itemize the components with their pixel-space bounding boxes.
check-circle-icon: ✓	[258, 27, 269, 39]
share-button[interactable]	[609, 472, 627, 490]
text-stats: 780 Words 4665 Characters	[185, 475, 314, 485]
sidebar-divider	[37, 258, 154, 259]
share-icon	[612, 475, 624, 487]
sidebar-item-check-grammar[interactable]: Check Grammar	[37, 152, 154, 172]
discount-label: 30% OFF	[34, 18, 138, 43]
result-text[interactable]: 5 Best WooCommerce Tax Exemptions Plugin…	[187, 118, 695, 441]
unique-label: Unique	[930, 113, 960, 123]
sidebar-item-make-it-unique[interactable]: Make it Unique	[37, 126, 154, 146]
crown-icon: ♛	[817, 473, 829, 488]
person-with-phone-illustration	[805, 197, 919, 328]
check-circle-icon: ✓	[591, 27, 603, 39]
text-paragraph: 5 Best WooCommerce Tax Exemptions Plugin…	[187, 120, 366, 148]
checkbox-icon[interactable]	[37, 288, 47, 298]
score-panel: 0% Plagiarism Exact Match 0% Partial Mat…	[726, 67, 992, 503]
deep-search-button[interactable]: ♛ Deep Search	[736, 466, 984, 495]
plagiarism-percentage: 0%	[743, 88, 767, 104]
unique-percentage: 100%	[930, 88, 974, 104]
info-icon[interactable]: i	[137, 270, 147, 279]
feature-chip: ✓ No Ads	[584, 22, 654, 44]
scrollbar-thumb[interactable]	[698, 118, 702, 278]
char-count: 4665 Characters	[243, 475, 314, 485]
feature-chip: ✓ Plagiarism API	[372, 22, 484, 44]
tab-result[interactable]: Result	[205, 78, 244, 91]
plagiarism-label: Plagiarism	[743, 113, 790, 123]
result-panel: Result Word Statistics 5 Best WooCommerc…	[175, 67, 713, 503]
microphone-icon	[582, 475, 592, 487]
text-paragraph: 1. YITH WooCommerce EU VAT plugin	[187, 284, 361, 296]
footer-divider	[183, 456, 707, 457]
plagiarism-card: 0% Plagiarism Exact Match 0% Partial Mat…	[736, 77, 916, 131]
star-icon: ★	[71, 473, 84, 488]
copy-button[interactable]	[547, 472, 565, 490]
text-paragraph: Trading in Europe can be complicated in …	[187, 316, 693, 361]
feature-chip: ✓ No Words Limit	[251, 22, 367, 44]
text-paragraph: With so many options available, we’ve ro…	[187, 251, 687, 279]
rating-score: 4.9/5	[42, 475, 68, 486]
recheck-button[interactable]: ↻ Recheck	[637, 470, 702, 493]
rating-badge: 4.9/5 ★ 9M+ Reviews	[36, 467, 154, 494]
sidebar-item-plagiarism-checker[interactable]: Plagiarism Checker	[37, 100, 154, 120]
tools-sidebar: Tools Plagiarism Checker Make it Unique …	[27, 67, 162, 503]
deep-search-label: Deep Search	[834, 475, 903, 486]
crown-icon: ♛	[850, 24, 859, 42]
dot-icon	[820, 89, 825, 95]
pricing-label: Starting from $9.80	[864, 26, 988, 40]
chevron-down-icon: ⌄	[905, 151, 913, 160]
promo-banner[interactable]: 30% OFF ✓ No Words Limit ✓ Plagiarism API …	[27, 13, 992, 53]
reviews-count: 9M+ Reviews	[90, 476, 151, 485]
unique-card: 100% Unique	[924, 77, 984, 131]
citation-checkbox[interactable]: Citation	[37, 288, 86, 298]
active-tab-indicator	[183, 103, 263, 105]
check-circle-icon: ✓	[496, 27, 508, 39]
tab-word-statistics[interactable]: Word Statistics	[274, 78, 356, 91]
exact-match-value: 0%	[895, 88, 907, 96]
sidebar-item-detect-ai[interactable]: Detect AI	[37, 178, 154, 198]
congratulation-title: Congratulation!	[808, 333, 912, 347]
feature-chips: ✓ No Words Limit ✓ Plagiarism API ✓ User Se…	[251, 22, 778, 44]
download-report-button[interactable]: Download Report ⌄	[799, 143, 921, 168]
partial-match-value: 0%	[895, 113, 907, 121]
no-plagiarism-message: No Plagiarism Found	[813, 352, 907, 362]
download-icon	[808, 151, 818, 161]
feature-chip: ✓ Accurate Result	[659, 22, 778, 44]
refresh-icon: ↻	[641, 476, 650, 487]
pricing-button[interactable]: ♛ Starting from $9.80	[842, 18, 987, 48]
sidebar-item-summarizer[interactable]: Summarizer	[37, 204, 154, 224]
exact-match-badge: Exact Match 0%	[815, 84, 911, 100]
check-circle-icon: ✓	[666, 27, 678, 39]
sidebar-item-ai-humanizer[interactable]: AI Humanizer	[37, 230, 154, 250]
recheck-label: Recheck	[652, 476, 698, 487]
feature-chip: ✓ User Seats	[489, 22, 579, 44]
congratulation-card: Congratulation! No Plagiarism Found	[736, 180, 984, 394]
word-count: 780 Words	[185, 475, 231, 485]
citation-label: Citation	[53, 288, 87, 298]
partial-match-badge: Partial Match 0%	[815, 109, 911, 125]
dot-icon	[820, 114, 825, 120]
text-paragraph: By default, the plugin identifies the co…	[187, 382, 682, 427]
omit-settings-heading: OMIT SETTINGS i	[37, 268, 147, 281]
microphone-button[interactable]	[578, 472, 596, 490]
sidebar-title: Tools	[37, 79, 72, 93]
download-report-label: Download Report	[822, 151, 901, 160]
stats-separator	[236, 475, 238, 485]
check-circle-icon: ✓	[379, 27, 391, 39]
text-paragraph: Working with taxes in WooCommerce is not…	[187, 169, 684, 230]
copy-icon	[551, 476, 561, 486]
○ ○ ○ ○ ○
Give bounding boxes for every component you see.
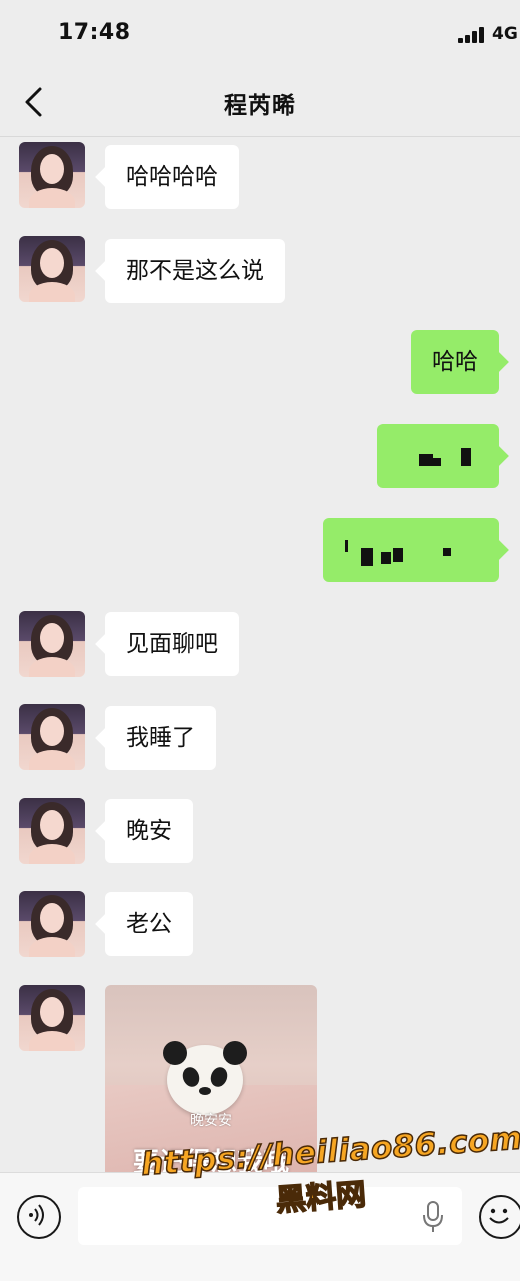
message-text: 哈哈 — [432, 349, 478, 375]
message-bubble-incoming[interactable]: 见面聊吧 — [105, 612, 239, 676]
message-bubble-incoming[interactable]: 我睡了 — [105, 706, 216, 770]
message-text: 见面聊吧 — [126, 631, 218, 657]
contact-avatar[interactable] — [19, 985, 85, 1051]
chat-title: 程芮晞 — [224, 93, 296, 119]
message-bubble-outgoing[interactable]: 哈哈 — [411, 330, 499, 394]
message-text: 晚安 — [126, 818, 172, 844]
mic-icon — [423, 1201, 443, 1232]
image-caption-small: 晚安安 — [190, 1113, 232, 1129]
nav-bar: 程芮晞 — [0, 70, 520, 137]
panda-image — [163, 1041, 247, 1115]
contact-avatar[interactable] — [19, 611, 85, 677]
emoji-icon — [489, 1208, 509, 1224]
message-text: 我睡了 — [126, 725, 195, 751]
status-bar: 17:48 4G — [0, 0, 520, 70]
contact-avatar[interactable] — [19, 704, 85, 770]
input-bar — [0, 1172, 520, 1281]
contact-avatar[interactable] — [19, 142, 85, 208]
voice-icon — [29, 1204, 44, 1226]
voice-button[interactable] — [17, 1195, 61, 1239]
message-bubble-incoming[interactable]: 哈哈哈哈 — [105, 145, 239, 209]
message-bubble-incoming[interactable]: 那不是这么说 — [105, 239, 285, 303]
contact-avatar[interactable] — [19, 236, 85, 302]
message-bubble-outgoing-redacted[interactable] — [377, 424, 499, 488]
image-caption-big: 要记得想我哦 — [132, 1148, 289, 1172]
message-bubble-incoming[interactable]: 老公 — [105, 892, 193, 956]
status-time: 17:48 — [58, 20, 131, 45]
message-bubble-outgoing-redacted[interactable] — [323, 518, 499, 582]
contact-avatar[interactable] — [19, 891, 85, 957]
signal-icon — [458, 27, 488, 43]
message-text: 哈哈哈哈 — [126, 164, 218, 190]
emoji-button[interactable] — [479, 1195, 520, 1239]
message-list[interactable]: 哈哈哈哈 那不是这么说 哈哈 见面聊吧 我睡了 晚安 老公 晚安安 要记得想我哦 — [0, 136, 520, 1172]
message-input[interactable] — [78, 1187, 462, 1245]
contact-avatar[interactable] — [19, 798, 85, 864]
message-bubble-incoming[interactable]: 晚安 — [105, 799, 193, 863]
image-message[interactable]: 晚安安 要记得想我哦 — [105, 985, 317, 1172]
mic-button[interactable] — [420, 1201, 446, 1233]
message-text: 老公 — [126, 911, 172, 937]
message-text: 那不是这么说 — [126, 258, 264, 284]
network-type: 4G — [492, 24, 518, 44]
○ ○ ○ ○ ○
* _The request_:
Copy the material starting with the line containing "itemize the components" and going on through the line containing "118, 702, 278]", inclusive, keeping every character as it appears.

* _Written answer_:
itemize the components with their pixel-space bounding boxes.
check-circle-icon: ✓	[258, 27, 269, 39]
share-button[interactable]	[609, 472, 627, 490]
text-stats: 780 Words 4665 Characters	[185, 475, 314, 485]
sidebar-divider	[37, 258, 154, 259]
share-icon	[612, 475, 624, 487]
sidebar-item-check-grammar[interactable]: Check Grammar	[37, 152, 154, 172]
discount-label: 30% OFF	[34, 18, 138, 43]
result-text[interactable]: 5 Best WooCommerce Tax Exemptions Plugin…	[187, 118, 695, 441]
unique-label: Unique	[930, 113, 960, 123]
sidebar-item-make-it-unique[interactable]: Make it Unique	[37, 126, 154, 146]
crown-icon: ♛	[817, 473, 829, 488]
person-with-phone-illustration	[805, 197, 919, 328]
check-circle-icon: ✓	[591, 27, 603, 39]
text-paragraph: 5 Best WooCommerce Tax Exemptions Plugin…	[187, 120, 366, 148]
checkbox-icon[interactable]	[37, 288, 47, 298]
score-panel: 0% Plagiarism Exact Match 0% Partial Mat…	[726, 67, 992, 503]
deep-search-button[interactable]: ♛ Deep Search	[736, 466, 984, 495]
plagiarism-percentage: 0%	[743, 88, 767, 104]
unique-percentage: 100%	[930, 88, 974, 104]
info-icon[interactable]: i	[137, 270, 147, 279]
feature-chip: ✓ No Ads	[584, 22, 654, 44]
scrollbar-thumb[interactable]	[698, 118, 702, 278]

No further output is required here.